> _Records shown_
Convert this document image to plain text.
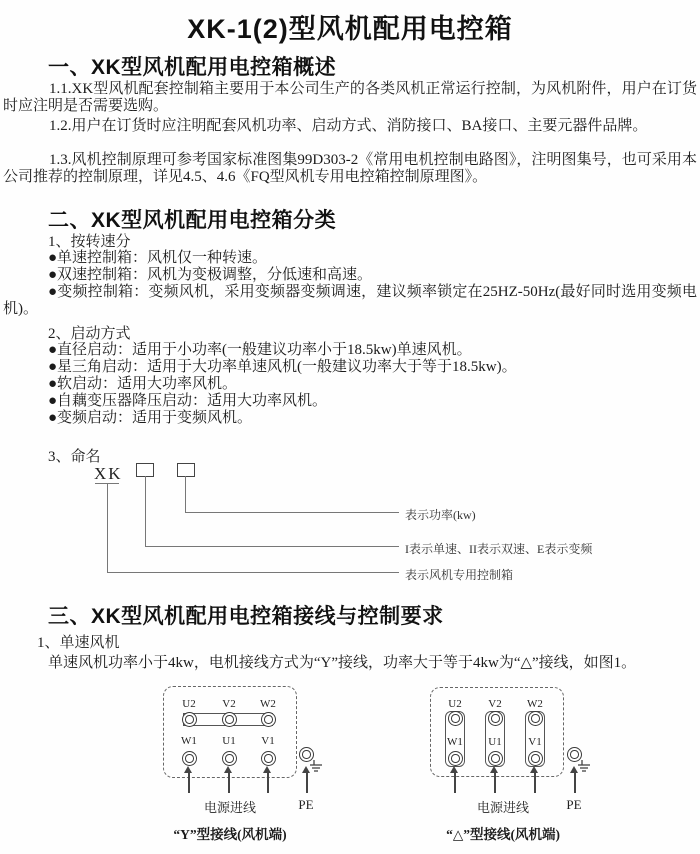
XK-1(2)型风机配用电控箱
一、XK型风机配用电控箱概述
1.1.XK型风机配套控制箱主要用于本公司生产的各类风机正常运行控制，为风机附件，用户在订货时应注明是否需要选购。
1.2.用户在订货时应注明配套风机功率、启动方式、消防接口、BA接口、主要元器件品牌。
1.3.风机控制原理可参考国家标准图集99D303-2《常用电机控制电路图》，注明图集号，也可采用本公司推荐的控制原理，详见4.5、4.6《FQ型风机专用电控箱控制原理图》。
二、XK型风机配用电控箱分类
1、按转速分
●单速控制箱：风机仅一种转速。
●双速控制箱：风机为变极调整，分低速和高速。
●变频控制箱：变频风机，采用变频器变频调速，建议频率锁定在25HZ-50Hz(最好同时选用变频电机)。
2、启动方式
●直径启动：适用于小功率(一般建议功率小于18.5kw)单速风机。
●星三角启动：适用于大功率单速风机(一般建议功率大于等于18.5kw)。
●软启动：适用大功率风机。
●自藕变压器降压启动：适用大功率风机。
●变频启动：适用于变频风机。
3、命名
XK
表示功率(kw)
I表示单速、II表示双速、E表示变频
表示风机专用控制箱
三、XK型风机配用电控箱接线与控制要求
1、单速风机
单速风机功率小于4kw，电机接线方式为“Y”接线，功率大于等于4kw为“△”接线，如图1。
U2	V2	W2
W1	U1	V1
电源进线	PE
“Y”型接线(风机端)
U2	V2	W2
W1	U1	V1
电源进线	PE
“△”型接线(风机端)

> _Task goal_
All entries are to be retyped exactly. Omit any embedded images.

> _Solution for this task_
Convert this document image to plain text.
XK-1(2)型风机配用电控箱
一、XK型风机配用电控箱概述
1.1.XK型风机配套控制箱主要用于本公司生产的各类风机正常运行控制，为风机附件，用户在订货时应注明是否需要选购。
1.2.用户在订货时应注明配套风机功率、启动方式、消防接口、BA接口、主要元器件品牌。
1.3.风机控制原理可参考国家标准图集99D303-2《常用电机控制电路图》，注明图集号，也可采用本公司推荐的控制原理，详见4.5、4.6《FQ型风机专用电控箱控制原理图》。
二、XK型风机配用电控箱分类
1、按转速分
●单速控制箱：风机仅一种转速。
●双速控制箱：风机为变极调整，分低速和高速。
●变频控制箱：变频风机，采用变频器变频调速，建议频率锁定在25HZ-50Hz(最好同时选用变频电机)。
2、启动方式
●直径启动：适用于小功率(一般建议功率小于18.5kw)单速风机。
●星三角启动：适用于大功率单速风机(一般建议功率大于等于18.5kw)。
●软启动：适用大功率风机。
●自藕变压器降压启动：适用大功率风机。
●变频启动：适用于变频风机。
3、命名
XK
表示功率(kw)
I表示单速、II表示双速、E表示变频
表示风机专用控制箱
三、XK型风机配用电控箱接线与控制要求
1、单速风机
单速风机功率小于4kw，电机接线方式为“Y”接线，功率大于等于4kw为“△”接线，如图1。
U2	V2	W2
W1	U1	V1
电源进线	PE
“Y”型接线(风机端)
U2	V2	W2
W1	U1	V1
电源进线	PE
“△”型接线(风机端)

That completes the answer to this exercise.